§ What this task involves:
Gather all lines with "ايضا" from the records.

§ Exercise input:
+-------+

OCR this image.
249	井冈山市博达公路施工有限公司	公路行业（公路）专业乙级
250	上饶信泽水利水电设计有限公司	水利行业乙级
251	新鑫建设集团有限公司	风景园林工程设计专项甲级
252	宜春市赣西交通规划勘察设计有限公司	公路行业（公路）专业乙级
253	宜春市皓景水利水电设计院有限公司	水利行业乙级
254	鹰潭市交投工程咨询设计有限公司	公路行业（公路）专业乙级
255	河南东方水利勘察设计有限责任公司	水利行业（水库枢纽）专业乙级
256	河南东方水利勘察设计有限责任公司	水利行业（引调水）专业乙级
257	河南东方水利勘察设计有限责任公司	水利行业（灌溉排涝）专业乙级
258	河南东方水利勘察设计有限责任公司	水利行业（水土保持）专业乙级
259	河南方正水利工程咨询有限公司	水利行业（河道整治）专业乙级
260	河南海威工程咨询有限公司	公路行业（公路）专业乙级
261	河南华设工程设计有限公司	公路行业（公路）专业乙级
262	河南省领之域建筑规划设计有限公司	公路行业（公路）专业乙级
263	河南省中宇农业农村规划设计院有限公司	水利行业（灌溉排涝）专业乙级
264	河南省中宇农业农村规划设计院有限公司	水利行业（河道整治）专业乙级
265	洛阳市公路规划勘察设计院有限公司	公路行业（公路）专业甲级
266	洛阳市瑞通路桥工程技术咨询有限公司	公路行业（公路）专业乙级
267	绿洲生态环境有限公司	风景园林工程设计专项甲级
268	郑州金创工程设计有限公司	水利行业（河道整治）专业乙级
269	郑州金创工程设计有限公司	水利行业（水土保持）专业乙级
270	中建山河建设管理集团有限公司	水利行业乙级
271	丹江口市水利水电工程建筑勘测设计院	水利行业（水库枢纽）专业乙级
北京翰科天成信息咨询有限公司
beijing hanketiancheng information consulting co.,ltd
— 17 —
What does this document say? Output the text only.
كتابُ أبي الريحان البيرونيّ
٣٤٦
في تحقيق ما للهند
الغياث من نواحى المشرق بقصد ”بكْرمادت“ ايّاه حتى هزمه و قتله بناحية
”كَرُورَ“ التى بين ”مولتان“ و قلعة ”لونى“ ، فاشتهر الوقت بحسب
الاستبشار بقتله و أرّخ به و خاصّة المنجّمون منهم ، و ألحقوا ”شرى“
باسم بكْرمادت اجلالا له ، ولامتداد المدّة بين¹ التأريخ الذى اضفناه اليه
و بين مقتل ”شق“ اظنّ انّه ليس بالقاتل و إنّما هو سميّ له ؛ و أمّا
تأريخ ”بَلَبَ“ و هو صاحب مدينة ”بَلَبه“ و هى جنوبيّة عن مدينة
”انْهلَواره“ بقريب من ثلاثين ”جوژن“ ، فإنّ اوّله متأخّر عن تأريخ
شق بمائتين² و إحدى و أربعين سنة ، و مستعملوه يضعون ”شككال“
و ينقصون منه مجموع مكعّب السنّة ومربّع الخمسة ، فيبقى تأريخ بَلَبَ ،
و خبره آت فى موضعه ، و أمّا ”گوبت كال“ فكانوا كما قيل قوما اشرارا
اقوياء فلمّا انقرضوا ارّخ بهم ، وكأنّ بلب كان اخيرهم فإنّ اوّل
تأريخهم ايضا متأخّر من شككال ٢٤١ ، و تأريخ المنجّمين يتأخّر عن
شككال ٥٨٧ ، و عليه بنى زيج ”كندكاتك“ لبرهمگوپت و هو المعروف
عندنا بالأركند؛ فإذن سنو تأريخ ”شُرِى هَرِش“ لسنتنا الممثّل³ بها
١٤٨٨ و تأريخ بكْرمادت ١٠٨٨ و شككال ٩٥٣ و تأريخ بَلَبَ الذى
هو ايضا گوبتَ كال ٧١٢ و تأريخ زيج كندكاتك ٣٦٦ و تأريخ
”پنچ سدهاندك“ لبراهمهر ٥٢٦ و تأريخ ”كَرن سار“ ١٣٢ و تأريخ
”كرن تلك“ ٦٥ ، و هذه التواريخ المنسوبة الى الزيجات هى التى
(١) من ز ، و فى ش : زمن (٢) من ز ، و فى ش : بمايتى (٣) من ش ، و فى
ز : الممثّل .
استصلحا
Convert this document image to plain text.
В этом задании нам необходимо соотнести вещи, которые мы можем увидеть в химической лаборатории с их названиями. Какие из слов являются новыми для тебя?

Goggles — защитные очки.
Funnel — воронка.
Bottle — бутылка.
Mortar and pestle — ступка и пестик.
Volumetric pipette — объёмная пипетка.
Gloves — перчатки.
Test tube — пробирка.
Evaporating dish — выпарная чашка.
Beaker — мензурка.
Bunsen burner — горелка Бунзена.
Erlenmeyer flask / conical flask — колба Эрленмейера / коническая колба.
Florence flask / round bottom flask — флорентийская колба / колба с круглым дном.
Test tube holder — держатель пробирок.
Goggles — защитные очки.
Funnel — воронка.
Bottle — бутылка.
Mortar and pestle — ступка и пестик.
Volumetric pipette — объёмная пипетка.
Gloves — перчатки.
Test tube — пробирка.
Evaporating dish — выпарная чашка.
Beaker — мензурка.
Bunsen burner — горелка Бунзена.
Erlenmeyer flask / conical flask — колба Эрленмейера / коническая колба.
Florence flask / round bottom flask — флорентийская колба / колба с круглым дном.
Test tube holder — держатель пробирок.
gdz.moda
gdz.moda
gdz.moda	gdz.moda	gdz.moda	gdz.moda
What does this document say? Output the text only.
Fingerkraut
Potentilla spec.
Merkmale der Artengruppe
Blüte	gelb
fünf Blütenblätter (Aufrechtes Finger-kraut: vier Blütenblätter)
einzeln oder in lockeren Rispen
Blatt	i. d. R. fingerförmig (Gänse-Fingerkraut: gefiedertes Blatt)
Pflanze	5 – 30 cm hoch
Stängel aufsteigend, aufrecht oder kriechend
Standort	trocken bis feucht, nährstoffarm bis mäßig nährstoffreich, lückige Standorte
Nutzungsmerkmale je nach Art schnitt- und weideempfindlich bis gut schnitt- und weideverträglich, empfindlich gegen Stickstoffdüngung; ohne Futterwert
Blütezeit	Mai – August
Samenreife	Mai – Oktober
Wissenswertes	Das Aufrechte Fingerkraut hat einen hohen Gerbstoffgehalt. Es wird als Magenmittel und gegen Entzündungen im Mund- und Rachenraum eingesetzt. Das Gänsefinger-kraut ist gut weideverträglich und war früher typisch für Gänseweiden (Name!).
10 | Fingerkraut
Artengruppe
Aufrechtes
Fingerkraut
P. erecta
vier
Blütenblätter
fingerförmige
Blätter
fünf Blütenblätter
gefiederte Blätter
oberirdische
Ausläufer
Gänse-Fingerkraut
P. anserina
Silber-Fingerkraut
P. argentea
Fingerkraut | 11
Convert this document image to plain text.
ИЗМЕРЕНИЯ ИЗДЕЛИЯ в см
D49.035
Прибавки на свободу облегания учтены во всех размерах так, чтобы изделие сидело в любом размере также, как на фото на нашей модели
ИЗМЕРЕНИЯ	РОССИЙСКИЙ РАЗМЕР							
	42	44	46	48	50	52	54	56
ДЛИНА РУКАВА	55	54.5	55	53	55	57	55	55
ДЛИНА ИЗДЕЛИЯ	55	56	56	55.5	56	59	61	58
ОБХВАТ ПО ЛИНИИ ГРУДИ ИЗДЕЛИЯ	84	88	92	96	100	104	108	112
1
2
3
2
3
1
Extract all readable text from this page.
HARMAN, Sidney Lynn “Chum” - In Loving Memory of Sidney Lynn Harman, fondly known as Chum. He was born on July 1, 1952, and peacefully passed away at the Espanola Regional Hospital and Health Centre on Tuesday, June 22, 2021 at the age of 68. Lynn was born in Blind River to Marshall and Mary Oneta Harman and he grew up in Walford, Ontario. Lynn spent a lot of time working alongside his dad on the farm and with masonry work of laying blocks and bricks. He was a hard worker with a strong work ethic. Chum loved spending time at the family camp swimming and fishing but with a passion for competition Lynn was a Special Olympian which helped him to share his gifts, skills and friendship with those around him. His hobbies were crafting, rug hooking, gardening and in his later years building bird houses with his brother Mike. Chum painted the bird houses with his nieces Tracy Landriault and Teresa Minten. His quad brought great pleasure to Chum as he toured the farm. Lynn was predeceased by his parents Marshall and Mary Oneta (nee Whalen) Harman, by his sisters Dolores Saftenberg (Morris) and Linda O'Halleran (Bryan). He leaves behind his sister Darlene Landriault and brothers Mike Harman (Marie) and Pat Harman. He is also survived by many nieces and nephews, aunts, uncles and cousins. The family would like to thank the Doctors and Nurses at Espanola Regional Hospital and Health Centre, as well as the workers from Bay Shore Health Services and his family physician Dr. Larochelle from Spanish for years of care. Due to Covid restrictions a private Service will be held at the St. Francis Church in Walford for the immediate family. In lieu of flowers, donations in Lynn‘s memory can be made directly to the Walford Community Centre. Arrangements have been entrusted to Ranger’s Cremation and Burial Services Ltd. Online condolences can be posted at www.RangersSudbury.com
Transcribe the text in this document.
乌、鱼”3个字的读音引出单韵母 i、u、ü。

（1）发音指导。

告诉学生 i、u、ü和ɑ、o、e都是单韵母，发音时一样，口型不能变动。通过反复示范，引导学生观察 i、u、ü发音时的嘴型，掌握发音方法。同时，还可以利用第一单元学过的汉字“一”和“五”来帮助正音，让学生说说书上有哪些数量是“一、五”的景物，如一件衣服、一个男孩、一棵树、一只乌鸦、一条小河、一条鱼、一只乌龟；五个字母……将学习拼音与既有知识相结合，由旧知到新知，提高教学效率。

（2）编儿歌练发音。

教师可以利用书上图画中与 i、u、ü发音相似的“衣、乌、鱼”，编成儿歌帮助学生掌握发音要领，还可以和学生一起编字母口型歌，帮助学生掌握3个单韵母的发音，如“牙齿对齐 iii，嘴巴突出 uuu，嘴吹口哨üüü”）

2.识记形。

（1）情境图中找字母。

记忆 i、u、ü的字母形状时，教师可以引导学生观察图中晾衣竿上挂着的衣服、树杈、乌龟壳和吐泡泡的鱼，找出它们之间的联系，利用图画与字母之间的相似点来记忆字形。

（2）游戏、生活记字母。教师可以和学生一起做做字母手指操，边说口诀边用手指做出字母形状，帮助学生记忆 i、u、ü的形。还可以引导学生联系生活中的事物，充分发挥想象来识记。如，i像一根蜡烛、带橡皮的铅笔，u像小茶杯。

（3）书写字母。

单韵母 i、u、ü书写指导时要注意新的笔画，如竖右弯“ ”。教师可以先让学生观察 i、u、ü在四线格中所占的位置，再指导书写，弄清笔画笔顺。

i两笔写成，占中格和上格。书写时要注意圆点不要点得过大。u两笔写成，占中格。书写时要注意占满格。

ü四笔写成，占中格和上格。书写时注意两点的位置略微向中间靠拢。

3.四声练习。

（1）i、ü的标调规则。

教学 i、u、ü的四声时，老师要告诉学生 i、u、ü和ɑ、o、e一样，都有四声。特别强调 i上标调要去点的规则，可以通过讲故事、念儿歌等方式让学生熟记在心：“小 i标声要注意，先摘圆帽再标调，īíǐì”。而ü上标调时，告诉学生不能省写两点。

+-------+

§ Answer to the task:
تأريخهم ايضا متأخّر من شككال ٢٤١ ، و تأريخ المنجّمين يتأخّر عن
هو ايضا گوبتَ كال ٧١٢ و تأريخ زيج كندكاتك ٣٦٦ و تأريخ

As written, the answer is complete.